(Source records)
▼

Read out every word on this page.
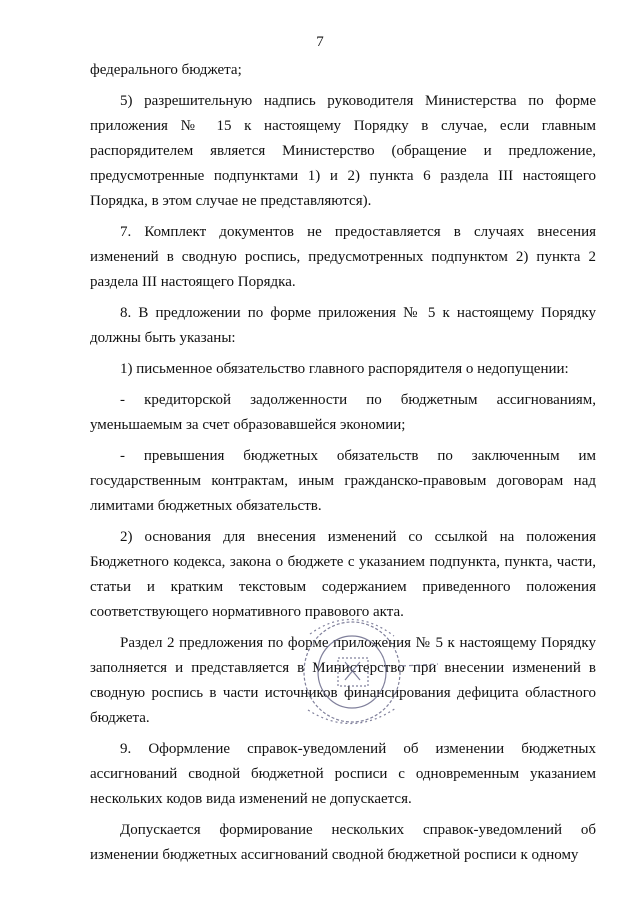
7

федерального бюджета;

5) разрешительную надпись руководителя Министерства по форме приложения № 15 к настоящему Порядку в случае, если главным распорядителем является Министерство (обращение и предложение, предусмотренные подпунктами 1) и 2) пункта 6 раздела III настоящего Порядка, в этом случае не представляются).

7. Комплект документов не предоставляется в случаях внесения изменений в сводную роспись, предусмотренных подпунктом 2) пункта 2 раздела III настоящего Порядка.

8. В предложении по форме приложения № 5 к настоящему Порядку должны быть указаны:

1) письменное обязательство главного распорядителя о недопущении:

- кредиторской задолженности по бюджетным ассигнованиям, уменьшаемым за счет образовавшейся экономии;

- превышения бюджетных обязательств по заключенным им государственным контрактам, иным гражданско-правовым договорам над лимитами бюджетных обязательств.

2) основания для внесения изменений со ссылкой на положения Бюджетного кодекса, закона о бюджете с указанием подпункта, пункта, части, статьи и кратким текстовым содержанием приведенного положения соответствующего нормативного правового акта.

Раздел 2 предложения по форме приложения № 5 к настоящему Порядку заполняется и представляется в Министерство при внесении изменений в сводную роспись в части источников финансирования дефицита областного бюджета.

9. Оформление справок-уведомлений об изменении бюджетных ассигнований сводной бюджетной росписи с одновременным указанием нескольких кодов вида изменений не допускается.

Допускается формирование нескольких справок-уведомлений об изменении бюджетных ассигнований сводной бюджетной росписи к одному
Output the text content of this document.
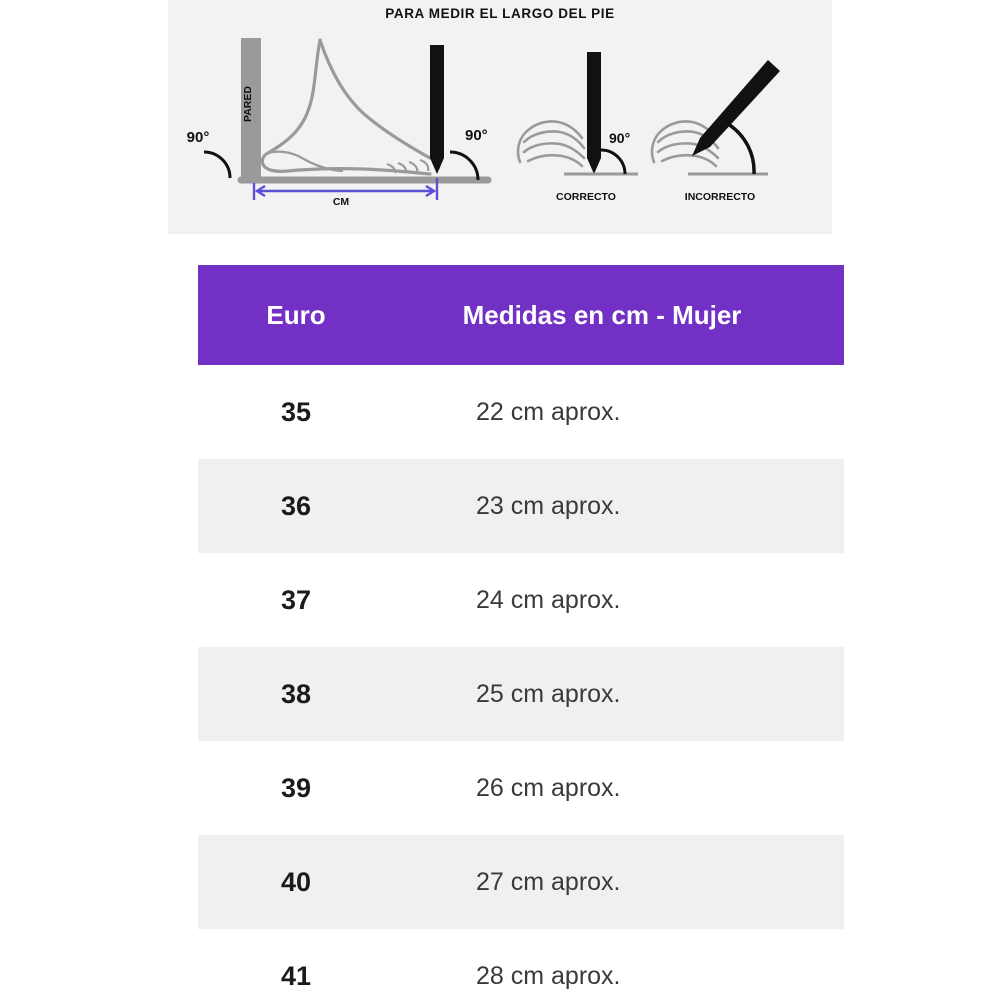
PARA MEDIR EL LARGO DEL PIE
PARED
90°	90°
CM
90°
CORRECTO	INCORRECTO
Euro	Medidas en cm - Mujer
35	22 cm aprox.
36	23 cm aprox.
37	24 cm aprox.
38	25 cm aprox.
39	26 cm aprox.
40	27 cm aprox.
41	28 cm aprox.
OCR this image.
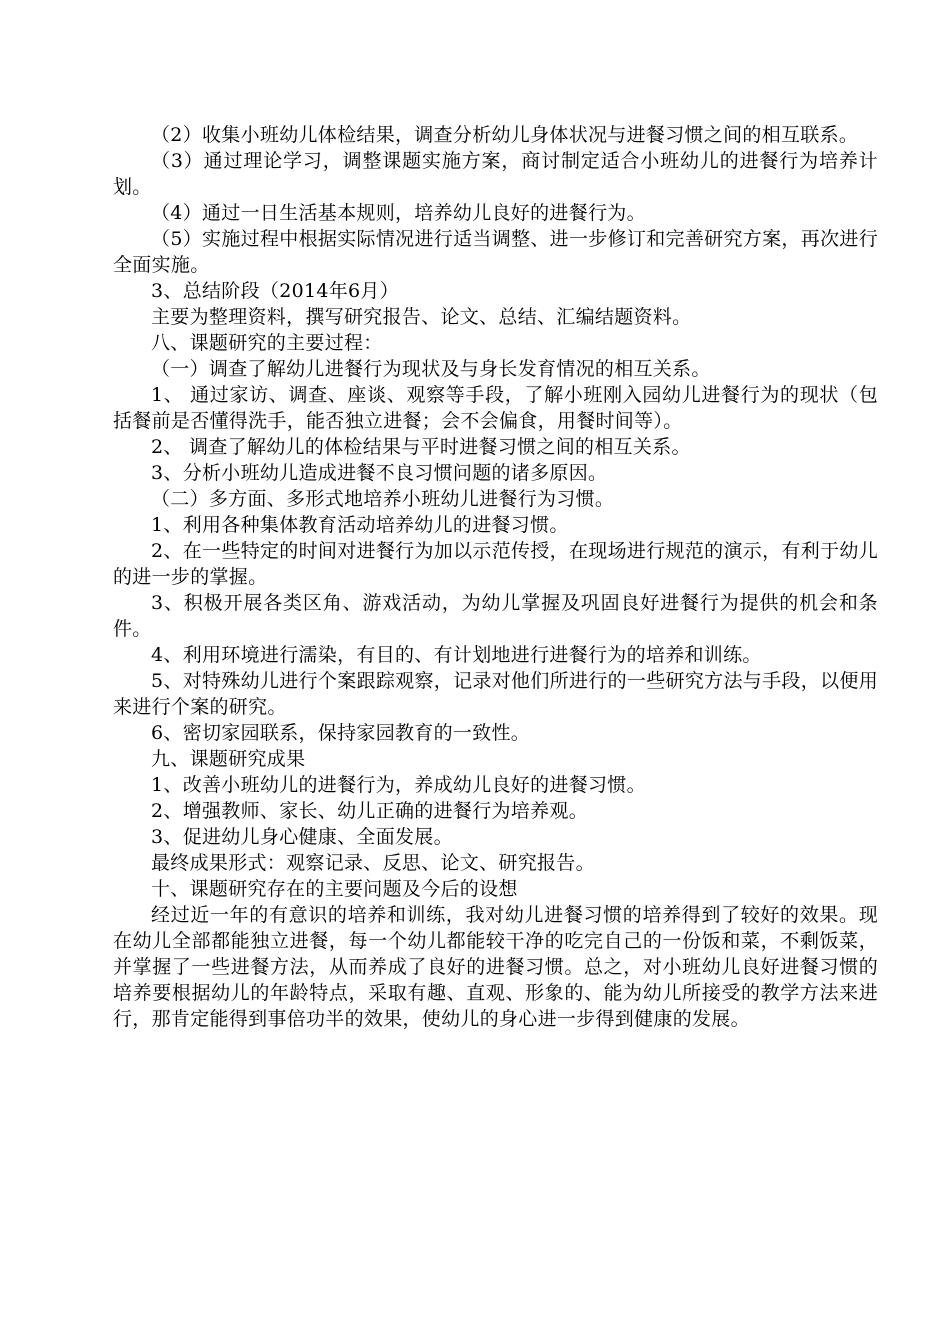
（2）收集小班幼儿体检结果，调查分析幼儿身体状况与进餐习惯之间的相互联系。

（3）通过理论学习，调整课题实施方案，商讨制定适合小班幼儿的进餐行为培养计划。

（4）通过一日生活基本规则，培养幼儿良好的进餐行为。

（5）实施过程中根据实际情况进行适当调整、进一步修订和完善研究方案，再次进行全面实施。

3、总结阶段（2014年6月）

主要为整理资料，撰写研究报告、论文、总结、汇编结题资料。

八、课题研究的主要过程：

（一）调查了解幼儿进餐行为现状及与身长发育情况的相互关系。

1、 通过家访、调查、座谈、观察等手段，了解小班刚入园幼儿进餐行为的现状（包括餐前是否懂得洗手，能否独立进餐；会不会偏食，用餐时间等）。

2、 调查了解幼儿的体检结果与平时进餐习惯之间的相互关系。

3、分析小班幼儿造成进餐不良习惯问题的诸多原因。

（二）多方面、多形式地培养小班幼儿进餐行为习惯。

1、利用各种集体教育活动培养幼儿的进餐习惯。

2、在一些特定的时间对进餐行为加以示范传授，在现场进行规范的演示，有利于幼儿的进一步的掌握。

3、积极开展各类区角、游戏活动，为幼儿掌握及巩固良好进餐行为提供的机会和条件。

4、利用环境进行濡染，有目的、有计划地进行进餐行为的培养和训练。

5、对特殊幼儿进行个案跟踪观察，记录对他们所进行的一些研究方法与手段，以便用来进行个案的研究。

6、密切家园联系，保持家园教育的一致性。

九、课题研究成果

1、改善小班幼儿的进餐行为，养成幼儿良好的进餐习惯。

2、增强教师、家长、幼儿正确的进餐行为培养观。

3、促进幼儿身心健康、全面发展。

最终成果形式：观察记录、反思、论文、研究报告。

十、课题研究存在的主要问题及今后的设想

经过近一年的有意识的培养和训练，我对幼儿进餐习惯的培养得到了较好的效果。现在幼儿全部都能独立进餐，每一个幼儿都能较干净的吃完自己的一份饭和菜，不剩饭菜，并掌握了一些进餐方法，从而养成了良好的进餐习惯。总之，对小班幼儿良好进餐习惯的培养要根据幼儿的年龄特点，采取有趣、直观、形象的、能为幼儿所接受的教学方法来进行，那肯定能得到事倍功半的效果，使幼儿的身心进一步得到健康的发展。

▲

● **Aim of the exercise**
Search the data above for the string "сводную" and return every line that has it.

● **Expected answer**
7. Комплект документов не предоставляется в случаях внесения изменений в сводную роспись, предусмотренных подпунктом 2) пункта 2 раздела III настоящего Порядка.
Раздел 2 предложения по форме приложения № 5 к настоящему Порядку заполняется и представляется в Министерство при внесении изменений в сводную роспись в части источников финансирования дефицита областного бюджета.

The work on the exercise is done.